====== Dataset excerpts ======
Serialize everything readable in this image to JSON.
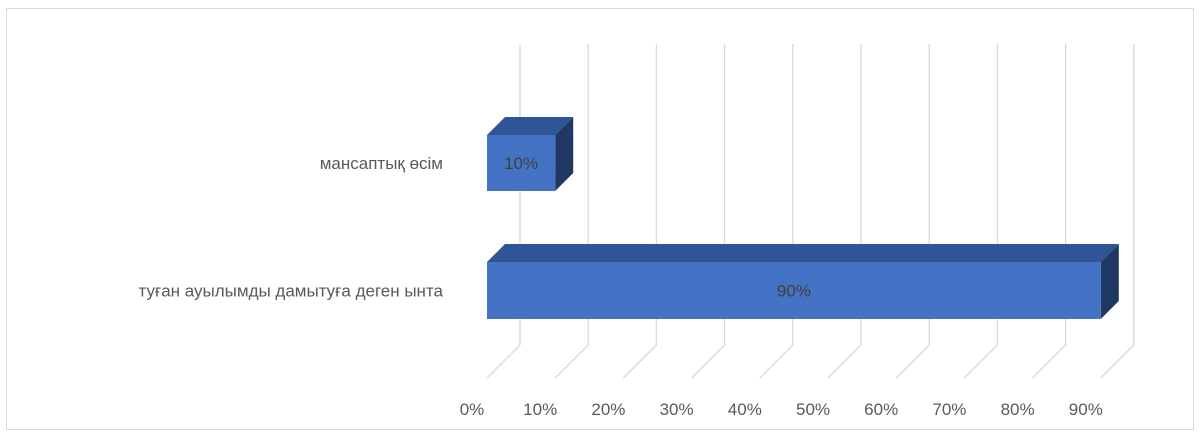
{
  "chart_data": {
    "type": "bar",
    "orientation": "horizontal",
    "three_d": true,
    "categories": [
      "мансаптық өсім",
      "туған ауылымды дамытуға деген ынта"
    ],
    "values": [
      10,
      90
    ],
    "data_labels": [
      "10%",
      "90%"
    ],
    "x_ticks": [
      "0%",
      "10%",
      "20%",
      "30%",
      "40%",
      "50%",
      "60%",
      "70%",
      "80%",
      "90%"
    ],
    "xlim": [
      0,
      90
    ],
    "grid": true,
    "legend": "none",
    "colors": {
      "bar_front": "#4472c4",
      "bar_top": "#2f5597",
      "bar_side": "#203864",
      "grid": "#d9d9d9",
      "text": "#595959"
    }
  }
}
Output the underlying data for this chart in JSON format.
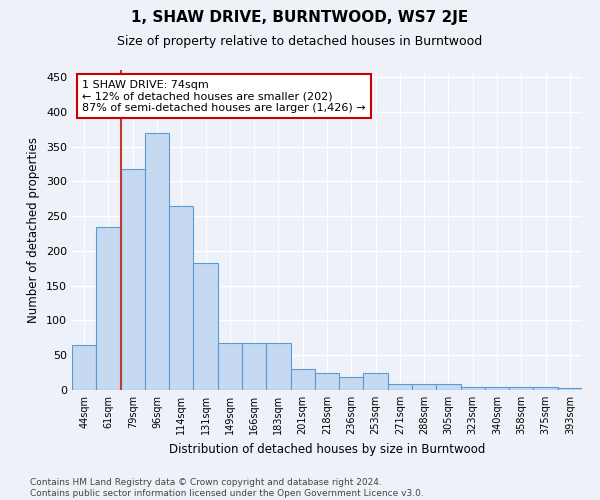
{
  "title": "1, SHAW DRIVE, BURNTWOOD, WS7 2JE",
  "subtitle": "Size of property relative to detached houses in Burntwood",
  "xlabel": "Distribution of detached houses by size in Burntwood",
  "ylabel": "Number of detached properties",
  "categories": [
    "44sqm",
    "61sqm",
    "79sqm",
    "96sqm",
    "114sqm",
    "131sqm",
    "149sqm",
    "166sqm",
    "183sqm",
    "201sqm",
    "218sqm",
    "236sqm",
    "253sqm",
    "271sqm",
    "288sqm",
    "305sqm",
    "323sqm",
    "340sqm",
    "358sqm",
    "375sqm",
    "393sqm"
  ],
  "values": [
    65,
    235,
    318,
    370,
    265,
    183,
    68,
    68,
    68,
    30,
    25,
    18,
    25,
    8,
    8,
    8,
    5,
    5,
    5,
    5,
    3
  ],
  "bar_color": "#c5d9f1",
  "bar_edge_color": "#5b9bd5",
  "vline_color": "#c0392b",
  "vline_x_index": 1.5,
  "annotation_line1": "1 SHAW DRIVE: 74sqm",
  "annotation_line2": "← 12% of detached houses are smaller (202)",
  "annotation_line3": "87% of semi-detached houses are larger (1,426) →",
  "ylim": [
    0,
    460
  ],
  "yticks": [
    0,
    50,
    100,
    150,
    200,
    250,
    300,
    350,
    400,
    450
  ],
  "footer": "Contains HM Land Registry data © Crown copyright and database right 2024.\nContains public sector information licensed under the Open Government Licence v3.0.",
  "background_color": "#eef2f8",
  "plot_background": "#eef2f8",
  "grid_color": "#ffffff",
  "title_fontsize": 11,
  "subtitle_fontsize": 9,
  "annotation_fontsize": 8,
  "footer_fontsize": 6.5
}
======
[Exercise description]
Without the pictures, reproduce every line of the records above exactly.

[Written response]
Serialize everything readable in this image to JSON.
{
  "chart_data": {
    "type": "bar",
    "orientation": "horizontal",
    "three_d": true,
    "categories": [
      "мансаптық өсім",
      "туған ауылымды дамытуға деген ынта"
    ],
    "values": [
      10,
      90
    ],
    "data_labels": [
      "10%",
      "90%"
    ],
    "x_ticks": [
      "0%",
      "10%",
      "20%",
      "30%",
      "40%",
      "50%",
      "60%",
      "70%",
      "80%",
      "90%"
    ],
    "xlim": [
      0,
      90
    ],
    "grid": true,
    "legend": "none",
    "colors": {
      "bar_front": "#4472c4",
      "bar_top": "#2f5597",
      "bar_side": "#203864",
      "grid": "#d9d9d9",
      "text": "#595959"
    }
  }
}
Output the underlying data for this chart in JSON format.
{
  "title": "1, SHAW DRIVE, BURNTWOOD, WS7 2JE",
  "subtitle": "Size of property relative to detached houses in Burntwood",
  "xlabel": "Distribution of detached houses by size in Burntwood",
  "ylabel": "Number of detached properties",
  "categories": [
    "44sqm",
    "61sqm",
    "79sqm",
    "96sqm",
    "114sqm",
    "131sqm",
    "149sqm",
    "166sqm",
    "183sqm",
    "201sqm",
    "218sqm",
    "236sqm",
    "253sqm",
    "271sqm",
    "288sqm",
    "305sqm",
    "323sqm",
    "340sqm",
    "358sqm",
    "375sqm",
    "393sqm"
  ],
  "values": [
    65,
    235,
    318,
    370,
    265,
    183,
    68,
    68,
    68,
    30,
    25,
    18,
    25,
    8,
    8,
    8,
    5,
    5,
    5,
    5,
    3
  ],
  "bar_color": "#c5d9f1",
  "bar_edge_color": "#5b9bd5",
  "vline_color": "#c0392b",
  "vline_x_index": 1.5,
  "annotation_line1": "1 SHAW DRIVE: 74sqm",
  "annotation_line2": "← 12% of detached houses are smaller (202)",
  "annotation_line3": "87% of semi-detached houses are larger (1,426) →",
  "ylim": [
    0,
    460
  ],
  "yticks": [
    0,
    50,
    100,
    150,
    200,
    250,
    300,
    350,
    400,
    450
  ],
  "footer": "Contains HM Land Registry data © Crown copyright and database right 2024.\nContains public sector information licensed under the Open Government Licence v3.0.",
  "background_color": "#eef2f8",
  "plot_background": "#eef2f8",
  "grid_color": "#ffffff",
  "title_fontsize": 11,
  "subtitle_fontsize": 9,
  "annotation_fontsize": 8,
  "footer_fontsize": 6.5
}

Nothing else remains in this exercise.